From the line containing "What data populates" through the last line of the entries, output the text exactly. Pictures stay out.

---- STORED RECORDS

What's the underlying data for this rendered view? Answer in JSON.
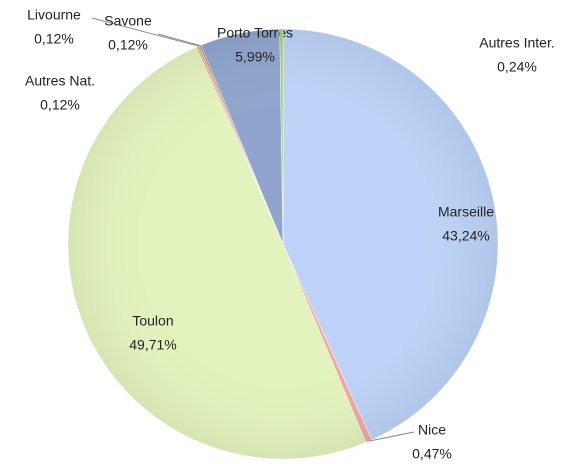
{
  "chart_data": {
    "type": "pie",
    "categories": [
      "Marseille",
      "Nice",
      "Toulon",
      "Autres Nat.",
      "Livourne",
      "Savone",
      "Porto Torres",
      "Autres Inter."
    ],
    "values": [
      43.24,
      0.47,
      49.71,
      0.12,
      0.12,
      0.12,
      5.99,
      0.24
    ],
    "value_labels": [
      "43,24%",
      "0,47%",
      "49,71%",
      "0,12%",
      "0,12%",
      "0,12%",
      "5,99%",
      "0,24%"
    ],
    "colors": [
      "#bcd3f7",
      "#f2a7a3",
      "#e3f3bd",
      "#e89a5a",
      "#c9a07a",
      "#b07a5a",
      "#8fa5cd",
      "#9fcf6a"
    ]
  }
}
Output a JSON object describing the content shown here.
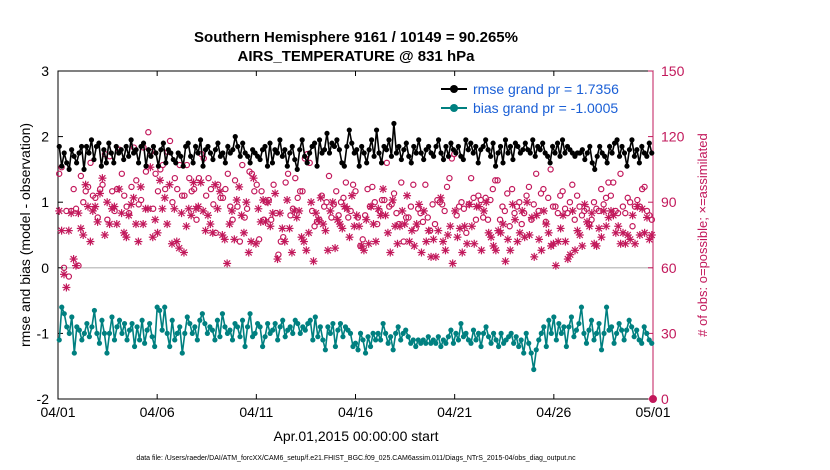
{
  "chart_data": {
    "type": "line",
    "title": [
      "Southern Hemisphere 9161 / 10149 = 90.265%",
      "AIRS_TEMPERATURE @ 831 hPa"
    ],
    "xlabel": "Apr.01,2015 00:00:00 start",
    "ylabel": "rmse and bias (model - observation)",
    "ylabel_right": "# of obs: o=possible; ×=assimilated",
    "xlim": [
      0,
      30
    ],
    "ylim": [
      -2,
      3
    ],
    "ylim_right": [
      0,
      150
    ],
    "x_ticks": [
      {
        "value": 0,
        "label": "04/01"
      },
      {
        "value": 5,
        "label": "04/06"
      },
      {
        "value": 10,
        "label": "04/11"
      },
      {
        "value": 15,
        "label": "04/16"
      },
      {
        "value": 20,
        "label": "04/21"
      },
      {
        "value": 25,
        "label": "04/26"
      },
      {
        "value": 30,
        "label": "05/01"
      }
    ],
    "y_ticks": [
      -2,
      -1,
      0,
      1,
      2,
      3
    ],
    "y_ticks_right": [
      0,
      30,
      60,
      90,
      120,
      150
    ],
    "zero_line": 0,
    "colors": {
      "rmse": "#000000",
      "bias": "#008080",
      "obs": "#c2185b",
      "zero_line": "#b4b4b4",
      "legend_text": "#1a5fd6"
    },
    "legend": {
      "location": "top-right",
      "entries": [
        "rmse grand pr = 1.7356",
        "bias grand pr = -1.0005"
      ]
    },
    "series": [
      {
        "name": "rmse",
        "values": [
          1.85,
          1.55,
          1.75,
          1.6,
          1.5,
          1.8,
          1.7,
          1.6,
          1.75,
          1.85,
          1.5,
          1.85,
          1.75,
          1.95,
          1.65,
          1.85,
          1.9,
          1.55,
          1.8,
          1.6,
          1.9,
          1.75,
          1.6,
          1.85,
          1.75,
          1.8,
          1.65,
          1.85,
          1.7,
          1.95,
          1.75,
          1.8,
          1.6,
          1.85,
          1.9,
          1.55,
          1.8,
          1.7,
          1.85,
          1.75,
          1.55,
          1.8,
          1.9,
          1.6,
          1.8,
          1.75,
          1.65,
          1.6,
          1.75,
          1.7,
          1.55,
          1.85,
          1.9,
          1.7,
          1.6,
          1.85,
          1.75,
          1.95,
          1.55,
          1.8,
          1.85,
          1.75,
          1.65,
          1.8,
          1.9,
          1.7,
          1.75,
          1.6,
          1.85,
          1.75,
          1.8,
          2.0,
          1.85,
          1.7,
          1.9,
          1.75,
          1.7,
          1.6,
          1.8,
          1.75,
          1.7,
          1.65,
          1.8,
          1.85,
          1.55,
          1.9,
          1.6,
          1.8,
          1.75,
          1.95,
          1.7,
          1.8,
          1.55,
          1.75,
          1.85,
          1.65,
          1.5,
          1.8,
          1.95,
          1.7,
          1.6,
          1.75,
          1.85,
          1.9,
          1.55,
          1.95,
          1.75,
          1.8,
          2.05,
          1.75,
          1.9,
          1.85,
          1.95,
          1.8,
          1.6,
          1.55,
          1.85,
          2.1,
          1.9,
          1.75,
          1.8,
          1.55,
          1.85,
          1.75,
          1.6,
          1.8,
          1.95,
          1.7,
          2.1,
          1.75,
          1.6,
          1.85,
          1.8,
          1.95,
          1.7,
          2.2,
          1.75,
          1.85,
          1.65,
          1.8,
          1.9,
          1.7,
          1.6,
          1.85,
          1.75,
          1.95,
          1.75,
          1.65,
          1.8,
          1.85,
          1.75,
          1.7,
          1.85,
          1.95,
          1.75,
          1.65,
          1.85,
          1.7,
          1.9,
          1.8,
          1.75,
          1.85,
          1.7,
          1.65,
          1.95,
          1.8,
          1.9,
          1.75,
          1.85,
          1.6,
          1.8,
          1.85,
          1.95,
          1.8,
          1.7,
          1.9,
          1.55,
          1.75,
          1.85,
          1.6,
          1.95,
          1.75,
          1.85,
          1.65,
          1.9,
          1.85,
          1.75,
          1.8,
          1.9,
          1.8,
          1.75,
          1.95,
          1.7,
          1.85,
          1.8,
          1.9,
          1.75,
          1.7,
          1.6,
          1.85,
          1.75,
          1.9,
          1.7,
          1.95,
          1.75,
          1.85,
          1.8,
          1.75,
          1.7,
          1.75,
          1.75,
          1.8,
          1.65,
          1.75,
          1.85,
          1.6,
          1.5,
          1.7,
          1.85,
          1.75,
          1.7,
          1.6,
          1.85,
          1.75,
          1.9,
          1.95,
          1.7,
          1.85,
          1.75,
          1.55,
          1.8,
          1.95,
          1.7,
          1.8,
          1.6,
          1.85,
          1.75,
          1.7,
          1.9,
          1.75
        ]
      },
      {
        "name": "bias",
        "values": [
          -1.1,
          -0.6,
          -0.7,
          -0.9,
          -1.0,
          -0.75,
          -1.3,
          -0.9,
          -0.95,
          -1.1,
          -1.0,
          -0.85,
          -1.05,
          -0.9,
          -0.65,
          -1.0,
          -1.15,
          -0.8,
          -1.0,
          -1.3,
          -1.0,
          -0.75,
          -1.1,
          -0.9,
          -0.8,
          -1.0,
          -0.85,
          -1.1,
          -0.95,
          -0.85,
          -1.2,
          -0.9,
          -1.1,
          -0.8,
          -1.15,
          -0.95,
          -0.85,
          -1.05,
          -1.2,
          -0.6,
          -0.65,
          -0.95,
          -0.6,
          -1.0,
          -1.2,
          -0.8,
          -1.1,
          -1.0,
          -0.9,
          -1.3,
          -1.0,
          -0.75,
          -0.85,
          -1.0,
          -0.9,
          -1.1,
          -0.8,
          -0.7,
          -0.85,
          -1.0,
          -0.9,
          -0.95,
          -1.1,
          -0.8,
          -1.05,
          -0.7,
          -0.9,
          -1.0,
          -0.95,
          -1.1,
          -0.85,
          -0.9,
          -1.05,
          -0.8,
          -1.2,
          -0.9,
          -0.7,
          -1.05,
          -1.0,
          -0.85,
          -0.9,
          -1.2,
          -1.05,
          -0.85,
          -1.0,
          -0.95,
          -0.85,
          -1.1,
          -0.9,
          -0.8,
          -1.05,
          -0.95,
          -0.9,
          -1.0,
          -0.8,
          -0.85,
          -1.0,
          -0.9,
          -0.95,
          -0.85,
          -0.8,
          -1.1,
          -0.75,
          -1.05,
          -0.9,
          -1.1,
          -1.25,
          -0.9,
          -1.0,
          -0.85,
          -1.2,
          -0.95,
          -0.85,
          -1.05,
          -0.9,
          -0.95,
          -1.0,
          -1.2,
          -1.15,
          -1.25,
          -1.0,
          -1.1,
          -1.3,
          -1.05,
          -1.2,
          -1.0,
          -1.1,
          -1.0,
          -1.1,
          -0.85,
          -1.0,
          -1.15,
          -1.05,
          -1.25,
          -1.0,
          -0.9,
          -1.1,
          -1.0,
          -0.95,
          -1.05,
          -1.15,
          -1.1,
          -1.2,
          -1.1,
          -1.15,
          -1.1,
          -1.15,
          -1.05,
          -1.15,
          -1.1,
          -1.15,
          -1.05,
          -1.2,
          -1.1,
          -1.15,
          -1.05,
          -0.95,
          -1.15,
          -1.0,
          -1.1,
          -0.85,
          -1.05,
          -1.0,
          -1.1,
          -1.15,
          -0.95,
          -1.1,
          -1.0,
          -1.2,
          -1.0,
          -0.9,
          -1.05,
          -1.15,
          -1.0,
          -1.1,
          -1.2,
          -1.0,
          -1.15,
          -1.1,
          -1.05,
          -1.0,
          -1.15,
          -1.05,
          -1.2,
          -1.1,
          -1.3,
          -1.0,
          -1.15,
          -1.3,
          -1.55,
          -1.25,
          -1.1,
          -1.0,
          -0.9,
          -1.2,
          -0.8,
          -1.0,
          -0.75,
          -1.1,
          -0.85,
          -1.0,
          -0.9,
          -1.2,
          -0.9,
          -0.75,
          -1.05,
          -0.95,
          -0.85,
          -0.6,
          -1.0,
          -1.15,
          -0.95,
          -0.8,
          -1.1,
          -1.0,
          -0.85,
          -1.25,
          -1.0,
          -0.6,
          -0.95,
          -0.9,
          -1.15,
          -1.0,
          -0.85,
          -0.95,
          -1.1,
          -0.95,
          -0.8,
          -0.9,
          -1.05,
          -0.95,
          -1.1,
          -1.15,
          -0.9,
          -1.0,
          -1.1,
          -1.15
        ]
      }
    ],
    "obs_possible": [
      103,
      106,
      60,
      86,
      56,
      86,
      96,
      87,
      61,
      102,
      90,
      95,
      97,
      108,
      93,
      92,
      83,
      96,
      98,
      112,
      82,
      111,
      95,
      86,
      96,
      114,
      103,
      93,
      88,
      85,
      97,
      115,
      100,
      89,
      91,
      115,
      104,
      122,
      113,
      87,
      103,
      95,
      105,
      107,
      96,
      113,
      118,
      90,
      101,
      96,
      107,
      93,
      93,
      107,
      101,
      95,
      96,
      82,
      101,
      112,
      110,
      93,
      101,
      96,
      89,
      76,
      98,
      92,
      92,
      96,
      103,
      88,
      82,
      100,
      88,
      72,
      107,
      83,
      87,
      104,
      103,
      95,
      98,
      73,
      95,
      82,
      90,
      91,
      82,
      98,
      85,
      66,
      72,
      74,
      99,
      103,
      84,
      87,
      101,
      92,
      95,
      95,
      110,
      112,
      108,
      86,
      79,
      81,
      82,
      93,
      88,
      90,
      102,
      83,
      89,
      95,
      84,
      90,
      92,
      99,
      83,
      86,
      98,
      95,
      83,
      70,
      73,
      84,
      96,
      88,
      97,
      90,
      80,
      86,
      91,
      91,
      108,
      88,
      89,
      94,
      85,
      80,
      99,
      72,
      83,
      83,
      88,
      98,
      78,
      87,
      85,
      81,
      98,
      83,
      77,
      89,
      80,
      91,
      90,
      89,
      86,
      97,
      101,
      110,
      112,
      84,
      88,
      90,
      87,
      76,
      89,
      101,
      92,
      82,
      93,
      91,
      83,
      92,
      82,
      91,
      96,
      100,
      100,
      82,
      88,
      86,
      94,
      79,
      96,
      85,
      88,
      90,
      80,
      85,
      93,
      97,
      82,
      89,
      103,
      86,
      94,
      96,
      81,
      92,
      105,
      88,
      88,
      85,
      93,
      95,
      87,
      85,
      90,
      98,
      82,
      93,
      88,
      84,
      86,
      87,
      80,
      82,
      90,
      87,
      86,
      96,
      89,
      92,
      99,
      93,
      99,
      86,
      85,
      103,
      88,
      85,
      92,
      90,
      79,
      88,
      91,
      88,
      96,
      97,
      86,
      84,
      82
    ],
    "obs_assimilated": [
      86,
      77,
      57,
      51,
      77,
      85,
      64,
      61,
      85,
      78,
      75,
      98,
      88,
      72,
      86,
      88,
      81,
      94,
      101,
      75,
      90,
      80,
      87,
      88,
      80,
      96,
      85,
      76,
      74,
      84,
      89,
      92,
      80,
      72,
      97,
      80,
      87,
      87,
      106,
      74,
      82,
      76,
      100,
      87,
      92,
      80,
      98,
      71,
      87,
      72,
      69,
      85,
      67,
      79,
      87,
      84,
      99,
      87,
      88,
      99,
      86,
      77,
      84,
      80,
      76,
      98,
      87,
      95,
      75,
      73,
      62,
      80,
      86,
      73,
      91,
      97,
      84,
      76,
      90,
      67,
      72,
      101,
      71,
      87,
      81,
      91,
      81,
      90,
      79,
      85,
      94,
      64,
      85,
      78,
      72,
      91,
      78,
      67,
      86,
      83,
      86,
      74,
      72,
      68,
      76,
      90,
      63,
      85,
      82,
      92,
      80,
      77,
      68,
      86,
      90,
      69,
      82,
      80,
      78,
      88,
      87,
      74,
      93,
      79,
      84,
      79,
      70,
      68,
      82,
      71,
      88,
      80,
      72,
      87,
      84,
      96,
      84,
      76,
      67,
      91,
      79,
      71,
      79,
      86,
      80,
      93,
      72,
      77,
      70,
      80,
      89,
      67,
      86,
      72,
      77,
      65,
      73,
      65,
      77,
      92,
      72,
      68,
      75,
      79,
      62,
      86,
      74,
      78,
      67,
      79,
      71,
      89,
      79,
      71,
      88,
      88,
      68,
      86,
      90,
      76,
      74,
      70,
      68,
      77,
      76,
      80,
      63,
      73,
      68,
      89,
      82,
      72,
      76,
      86,
      74,
      90,
      75,
      83,
      65,
      84,
      73,
      68,
      86,
      80,
      76,
      70,
      71,
      61,
      72,
      78,
      84,
      72,
      64,
      66,
      86,
      68,
      77,
      75,
      70,
      89,
      81,
      79,
      85,
      71,
      70,
      78,
      74,
      86,
      79,
      83,
      86,
      84,
      76,
      79,
      71,
      76,
      71,
      75,
      73,
      84,
      71,
      88,
      75,
      87,
      76,
      83,
      73,
      75
    ],
    "footnote": "data file: /Users/raeder/DAI/ATM_forcXX/CAM6_setup/f.e21.FHIST_BGC.f09_025.CAM6assim.011/Diags_NTrS_2015-04/obs_diag_output.nc"
  }
}
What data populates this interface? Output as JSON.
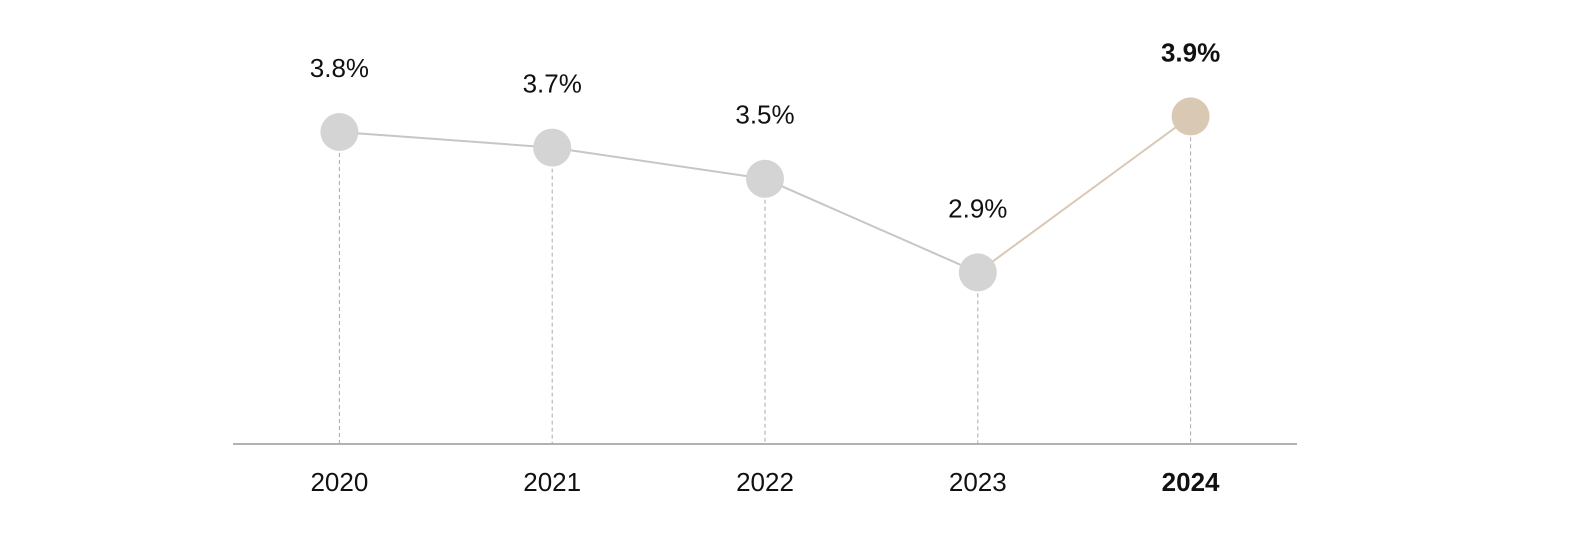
{
  "chart_data": {
    "type": "line",
    "categories": [
      "2020",
      "2021",
      "2022",
      "2023",
      "2024"
    ],
    "values": [
      3.8,
      3.7,
      3.5,
      2.9,
      3.9
    ],
    "value_labels": [
      "3.8%",
      "3.7%",
      "3.5%",
      "2.9%",
      "3.9%"
    ],
    "color": "#d4d4d4",
    "line_color": "#c9c6c2",
    "point_colors": [
      "#d4d4d4",
      "#d4d4d4",
      "#d4d4d4",
      "#d4d4d4",
      "#d9c8b4"
    ],
    "ylim": [
      1.8,
      4.3
    ]
  }
}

--------

- WRITTEN ANSWER:
What data populates this interface? Output as JSON.
{
  "chart_data": {
    "type": "line",
    "categories": [
      "2020",
      "2021",
      "2022",
      "2023",
      "2024"
    ],
    "values": [
      3.8,
      3.7,
      3.5,
      2.9,
      3.9
    ],
    "value_labels": [
      "3.8%",
      "3.7%",
      "3.5%",
      "2.9%",
      "3.9%"
    ],
    "color": "#d4d4d4",
    "line_color": "#c9c6c2",
    "point_colors": [
      "#d4d4d4",
      "#d4d4d4",
      "#d4d4d4",
      "#d4d4d4",
      "#d9c8b4"
    ],
    "ylim": [
      1.8,
      4.3
    ]
  }
}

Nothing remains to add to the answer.